◆ **Things to do**
1/ From the PyTorch fine-tuning notebook, output everything from "- Define the" down to "self.layers = resnet50(weights=ResNet50_Weights)".
2/ Answer these questions from the PyTorch fine-tuning notebook:
(a) Among how many different global cities is the model trained to classify photos?
(b) What output size does the notebook give for the last layer of ResNet?
(c) What share of the dataset length should the train set be?
3/ List every transform passed to transforms.Compose in the PyTorch fine-tuning notebook.

◆ **Text provided**
# Fine Tuning an Image Classifier in Pytorch

In this practical, we will fine-tune a pretrained ResNet-18 model to work with a custom image dataset. The task in this case is to train the model to classify photos depending on which of 10 different global cities they were taken in. 

In [None]:
#@title # Run the following cell to download the necessary files for this practical. { display-mode: "form" } 
#@markdown Don't worry about what's in this collapsed cell

print('Downloading dataset.py...')
!wget https://s3-eu-west-1.amazonaws.com/aicore-portal-public-dev-524288083424/practicals_files/41982379-5961-4188-91d7-22fcb7f1c6ef/dataset.py -q
import dataset
print('Downloading images.zip...')
!wget https://s3-eu-west-1.amazonaws.com/aicore-portal-public-dev-524288083424/practicals_files/41982379-5961-4188-91d7-22fcb7f1c6ef/images.zip -q
!unzip images.zip > /dev/null
!rm images.zip


Run the cell below to import the necessary dependencies.

In [6]:
import torch
from dataset import CitiesDataset
from torchvision.models import resnet50
from torchvision.models import ResNet50_Weights
from torch.utils.data import DataLoader
import torch.nn.functional as F
import torch
from torch.utils.tensorboard import SummaryWriter
import numpy as np
from torch.utils.data import random_split
from torchvision import transforms
from torch.optim import lr_scheduler
%load_ext tensorboard

In the cell below, we will define our network. We create a class that inherits from `torch.nn.Module`, and call the `super().__init__()` method to inherit the methods from the parent class. We have also loaded the `ResNet50` model using the pretrained weights.

- Add code to set the `grad_required` argument to False for all the `ResNet` layers.
- Define a set of three linear layers for the model, assigning them to the variable `linear_layers`. 
- The output size of the last layer of `ResNet` is 2048.
- The middle layer should have input size 256 and output size of 128.
- The output layer should have an output size equivalent to the number of classes in the dataset.

- Define the forward method.


In [7]:
class TransferLearning(torch.nn.Module):
    def __init__(self):
        super().__init__()
        self.layers = resnet50(weights=ResNet50_Weights)
        for param in self.layers.parameters():
            param.grad_required = False
        linear_layers = torch.nn.Sequential(
            torch.nn.Linear(2048, 256),
            torch.nn.ReLU(),
            torch.nn.Linear(256, 128),
            torch.nn.ReLU(),
            torch.nn.Linear(128, 10),
        )
        self.layers.fc = linear_layers
        # print(self.layers)

    def forward(self, x):
        return self.layers(x)


In [9]:
size = 128
transform = transforms.Compose([
    transforms.Resize(size),
    transforms.RandomCrop((size, size), pad_if_needed=True),
    transforms.ToTensor(),
    ])

dataset = CitiesDataset(transform=transform)
model = TransferLearning()

# TODO - Split the dataset into train, validation and test sets. The train set should be 70% of dataset length, and the validation and test sets 15% each.

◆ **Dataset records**
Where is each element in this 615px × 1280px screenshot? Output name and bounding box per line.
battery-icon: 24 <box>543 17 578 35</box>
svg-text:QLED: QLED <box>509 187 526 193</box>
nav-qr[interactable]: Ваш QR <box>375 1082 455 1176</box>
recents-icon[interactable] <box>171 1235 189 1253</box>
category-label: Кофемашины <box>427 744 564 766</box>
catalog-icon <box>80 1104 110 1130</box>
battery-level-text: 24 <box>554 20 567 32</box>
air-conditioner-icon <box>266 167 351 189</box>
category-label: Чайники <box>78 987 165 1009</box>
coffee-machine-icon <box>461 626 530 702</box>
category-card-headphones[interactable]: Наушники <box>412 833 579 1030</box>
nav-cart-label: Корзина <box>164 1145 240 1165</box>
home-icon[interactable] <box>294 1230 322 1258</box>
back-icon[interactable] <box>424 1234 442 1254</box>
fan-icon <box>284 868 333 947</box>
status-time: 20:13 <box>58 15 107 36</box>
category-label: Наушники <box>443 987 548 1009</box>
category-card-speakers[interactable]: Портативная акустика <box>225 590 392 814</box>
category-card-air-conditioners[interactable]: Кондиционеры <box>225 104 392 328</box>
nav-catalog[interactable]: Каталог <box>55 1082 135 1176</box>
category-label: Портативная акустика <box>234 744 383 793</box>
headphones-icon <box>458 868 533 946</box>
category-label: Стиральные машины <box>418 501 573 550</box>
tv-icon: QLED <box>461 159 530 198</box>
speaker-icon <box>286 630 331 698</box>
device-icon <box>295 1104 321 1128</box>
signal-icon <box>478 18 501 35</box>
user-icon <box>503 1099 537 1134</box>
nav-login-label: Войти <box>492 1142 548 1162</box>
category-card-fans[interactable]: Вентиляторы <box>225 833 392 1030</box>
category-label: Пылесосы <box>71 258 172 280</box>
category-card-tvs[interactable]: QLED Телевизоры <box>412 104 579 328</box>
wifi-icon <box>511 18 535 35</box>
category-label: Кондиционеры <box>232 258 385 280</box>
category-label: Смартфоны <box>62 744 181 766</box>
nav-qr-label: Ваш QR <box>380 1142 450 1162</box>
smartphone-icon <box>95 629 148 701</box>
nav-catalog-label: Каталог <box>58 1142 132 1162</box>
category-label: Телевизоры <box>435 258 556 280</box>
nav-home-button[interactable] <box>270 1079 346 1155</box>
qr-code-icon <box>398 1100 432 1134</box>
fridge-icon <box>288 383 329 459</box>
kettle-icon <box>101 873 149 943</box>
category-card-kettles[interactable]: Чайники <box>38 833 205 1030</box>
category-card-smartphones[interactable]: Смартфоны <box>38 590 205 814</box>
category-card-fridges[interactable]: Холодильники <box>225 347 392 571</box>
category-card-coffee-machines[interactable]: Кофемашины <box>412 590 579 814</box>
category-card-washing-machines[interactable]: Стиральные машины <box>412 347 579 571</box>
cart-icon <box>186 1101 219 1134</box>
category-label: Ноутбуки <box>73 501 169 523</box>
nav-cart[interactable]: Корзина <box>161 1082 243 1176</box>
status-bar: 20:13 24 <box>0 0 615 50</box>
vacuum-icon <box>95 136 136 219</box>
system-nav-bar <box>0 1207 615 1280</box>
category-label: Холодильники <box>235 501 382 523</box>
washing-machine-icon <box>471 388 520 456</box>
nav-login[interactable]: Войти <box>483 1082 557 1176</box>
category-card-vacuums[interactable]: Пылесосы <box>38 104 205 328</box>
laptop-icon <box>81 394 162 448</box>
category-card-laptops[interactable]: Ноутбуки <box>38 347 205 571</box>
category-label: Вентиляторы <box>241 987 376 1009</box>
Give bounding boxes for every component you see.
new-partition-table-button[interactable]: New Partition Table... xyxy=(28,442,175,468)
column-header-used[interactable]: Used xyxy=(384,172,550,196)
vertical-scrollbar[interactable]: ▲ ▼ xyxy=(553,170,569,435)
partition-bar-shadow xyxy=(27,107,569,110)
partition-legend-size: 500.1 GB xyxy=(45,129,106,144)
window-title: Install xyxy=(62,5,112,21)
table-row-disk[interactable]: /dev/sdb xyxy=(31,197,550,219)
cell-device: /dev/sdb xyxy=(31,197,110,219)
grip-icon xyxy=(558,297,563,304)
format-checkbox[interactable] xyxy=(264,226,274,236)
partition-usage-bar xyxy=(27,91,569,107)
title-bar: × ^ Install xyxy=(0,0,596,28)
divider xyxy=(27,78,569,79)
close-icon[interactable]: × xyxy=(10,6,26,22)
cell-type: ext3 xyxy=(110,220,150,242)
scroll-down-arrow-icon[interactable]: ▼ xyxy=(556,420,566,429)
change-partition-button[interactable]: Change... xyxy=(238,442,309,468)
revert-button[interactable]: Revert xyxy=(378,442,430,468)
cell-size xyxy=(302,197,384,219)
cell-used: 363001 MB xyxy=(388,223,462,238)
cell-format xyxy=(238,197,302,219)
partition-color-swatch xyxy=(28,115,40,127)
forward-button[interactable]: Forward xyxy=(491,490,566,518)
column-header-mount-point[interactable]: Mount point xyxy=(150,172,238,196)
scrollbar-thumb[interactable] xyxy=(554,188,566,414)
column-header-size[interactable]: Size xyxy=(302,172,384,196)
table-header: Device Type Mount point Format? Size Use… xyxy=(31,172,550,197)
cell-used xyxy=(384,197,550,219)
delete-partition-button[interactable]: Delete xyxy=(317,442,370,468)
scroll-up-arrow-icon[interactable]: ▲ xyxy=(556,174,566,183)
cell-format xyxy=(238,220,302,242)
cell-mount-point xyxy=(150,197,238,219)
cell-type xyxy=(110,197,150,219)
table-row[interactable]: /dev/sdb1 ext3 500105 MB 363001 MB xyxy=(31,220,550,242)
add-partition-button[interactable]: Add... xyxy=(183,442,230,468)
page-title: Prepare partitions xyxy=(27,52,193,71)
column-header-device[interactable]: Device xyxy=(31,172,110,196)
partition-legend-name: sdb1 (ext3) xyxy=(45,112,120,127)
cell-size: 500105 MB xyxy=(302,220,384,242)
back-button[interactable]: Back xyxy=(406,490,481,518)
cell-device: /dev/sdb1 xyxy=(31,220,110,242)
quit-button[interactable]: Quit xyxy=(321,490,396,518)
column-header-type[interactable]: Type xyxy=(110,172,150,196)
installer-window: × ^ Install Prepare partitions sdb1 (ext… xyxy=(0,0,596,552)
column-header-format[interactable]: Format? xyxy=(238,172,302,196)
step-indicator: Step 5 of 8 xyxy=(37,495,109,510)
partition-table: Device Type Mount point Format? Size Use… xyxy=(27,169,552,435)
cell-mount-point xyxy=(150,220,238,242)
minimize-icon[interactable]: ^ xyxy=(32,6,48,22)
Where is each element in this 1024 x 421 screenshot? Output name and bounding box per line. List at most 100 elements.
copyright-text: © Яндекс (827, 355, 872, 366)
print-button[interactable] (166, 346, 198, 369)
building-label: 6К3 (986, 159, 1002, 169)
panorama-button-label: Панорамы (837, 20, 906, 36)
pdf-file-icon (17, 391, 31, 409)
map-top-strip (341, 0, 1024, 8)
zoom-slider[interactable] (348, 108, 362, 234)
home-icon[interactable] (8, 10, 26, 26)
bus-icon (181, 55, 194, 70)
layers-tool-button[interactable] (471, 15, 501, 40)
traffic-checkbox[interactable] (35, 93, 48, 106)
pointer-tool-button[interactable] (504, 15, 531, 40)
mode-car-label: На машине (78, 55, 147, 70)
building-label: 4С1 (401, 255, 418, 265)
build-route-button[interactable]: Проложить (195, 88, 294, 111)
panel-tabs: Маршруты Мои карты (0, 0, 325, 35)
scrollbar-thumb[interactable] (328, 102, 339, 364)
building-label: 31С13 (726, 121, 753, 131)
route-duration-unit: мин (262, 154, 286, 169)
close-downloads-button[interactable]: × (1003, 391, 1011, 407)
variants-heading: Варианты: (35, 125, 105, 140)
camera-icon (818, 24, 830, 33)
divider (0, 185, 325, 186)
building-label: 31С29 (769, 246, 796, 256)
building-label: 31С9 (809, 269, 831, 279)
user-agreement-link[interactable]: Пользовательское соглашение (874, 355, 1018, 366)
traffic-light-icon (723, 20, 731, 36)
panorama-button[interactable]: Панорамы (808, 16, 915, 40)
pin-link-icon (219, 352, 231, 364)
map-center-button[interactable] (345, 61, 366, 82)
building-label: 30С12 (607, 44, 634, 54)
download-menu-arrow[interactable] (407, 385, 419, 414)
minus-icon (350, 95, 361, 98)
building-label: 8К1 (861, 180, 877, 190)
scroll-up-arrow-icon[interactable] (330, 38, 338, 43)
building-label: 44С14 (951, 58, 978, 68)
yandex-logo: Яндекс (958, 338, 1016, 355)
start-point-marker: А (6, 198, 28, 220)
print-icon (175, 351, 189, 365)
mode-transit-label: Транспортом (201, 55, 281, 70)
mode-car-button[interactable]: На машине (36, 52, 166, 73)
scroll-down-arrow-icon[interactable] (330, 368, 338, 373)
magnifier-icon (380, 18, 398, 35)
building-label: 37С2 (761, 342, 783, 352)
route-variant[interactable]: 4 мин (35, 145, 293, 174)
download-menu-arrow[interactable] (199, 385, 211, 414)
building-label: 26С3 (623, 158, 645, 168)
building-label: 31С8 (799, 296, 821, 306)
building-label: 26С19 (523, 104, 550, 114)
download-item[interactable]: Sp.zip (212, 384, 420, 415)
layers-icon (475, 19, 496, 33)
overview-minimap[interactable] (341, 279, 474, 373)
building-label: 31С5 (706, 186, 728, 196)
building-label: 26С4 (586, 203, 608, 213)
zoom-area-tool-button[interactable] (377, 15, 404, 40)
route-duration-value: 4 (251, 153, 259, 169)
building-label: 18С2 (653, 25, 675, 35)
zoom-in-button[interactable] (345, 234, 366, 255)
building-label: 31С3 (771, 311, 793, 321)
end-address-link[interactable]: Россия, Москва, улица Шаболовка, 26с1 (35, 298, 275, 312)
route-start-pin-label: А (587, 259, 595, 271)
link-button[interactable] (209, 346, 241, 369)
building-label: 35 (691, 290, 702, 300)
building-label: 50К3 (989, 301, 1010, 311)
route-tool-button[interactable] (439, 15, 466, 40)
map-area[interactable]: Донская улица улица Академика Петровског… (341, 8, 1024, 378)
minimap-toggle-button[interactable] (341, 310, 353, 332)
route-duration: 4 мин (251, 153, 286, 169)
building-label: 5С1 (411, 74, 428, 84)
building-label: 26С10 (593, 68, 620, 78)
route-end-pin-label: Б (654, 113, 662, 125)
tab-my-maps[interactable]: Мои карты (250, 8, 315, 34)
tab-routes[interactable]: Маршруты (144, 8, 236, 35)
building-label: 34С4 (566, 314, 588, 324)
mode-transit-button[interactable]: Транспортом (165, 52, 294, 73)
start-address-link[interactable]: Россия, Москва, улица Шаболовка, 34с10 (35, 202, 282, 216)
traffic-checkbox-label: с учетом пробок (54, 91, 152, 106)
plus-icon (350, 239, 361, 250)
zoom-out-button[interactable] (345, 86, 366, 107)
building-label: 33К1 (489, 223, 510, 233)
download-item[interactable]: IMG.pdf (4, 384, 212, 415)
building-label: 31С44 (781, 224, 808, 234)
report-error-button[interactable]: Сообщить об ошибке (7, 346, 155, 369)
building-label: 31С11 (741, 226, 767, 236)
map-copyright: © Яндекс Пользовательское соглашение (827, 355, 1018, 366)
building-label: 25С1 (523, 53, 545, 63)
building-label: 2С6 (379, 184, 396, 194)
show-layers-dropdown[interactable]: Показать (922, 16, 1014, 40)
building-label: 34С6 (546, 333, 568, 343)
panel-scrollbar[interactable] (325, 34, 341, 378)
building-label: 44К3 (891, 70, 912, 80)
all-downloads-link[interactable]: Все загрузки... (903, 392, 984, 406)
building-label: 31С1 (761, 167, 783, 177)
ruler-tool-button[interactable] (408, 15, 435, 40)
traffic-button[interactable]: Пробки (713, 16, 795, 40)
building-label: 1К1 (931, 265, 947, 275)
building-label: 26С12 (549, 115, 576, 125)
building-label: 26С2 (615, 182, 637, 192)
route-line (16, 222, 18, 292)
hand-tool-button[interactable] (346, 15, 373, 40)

◆ **Answers by task**
1/
- Define the forward method.


In [7]:
class TransferLearning(torch.nn.Module):
    def __init__(self):
        super().__init__()
        self.layers = resnet50(weights=ResNet50_Weights)

2/
(a) 10
(b) 2048
(c) 70%

3/
transforms.Resize(size)
transforms.RandomCrop((size, size), pad_if_needed=True)
transforms.ToTensor()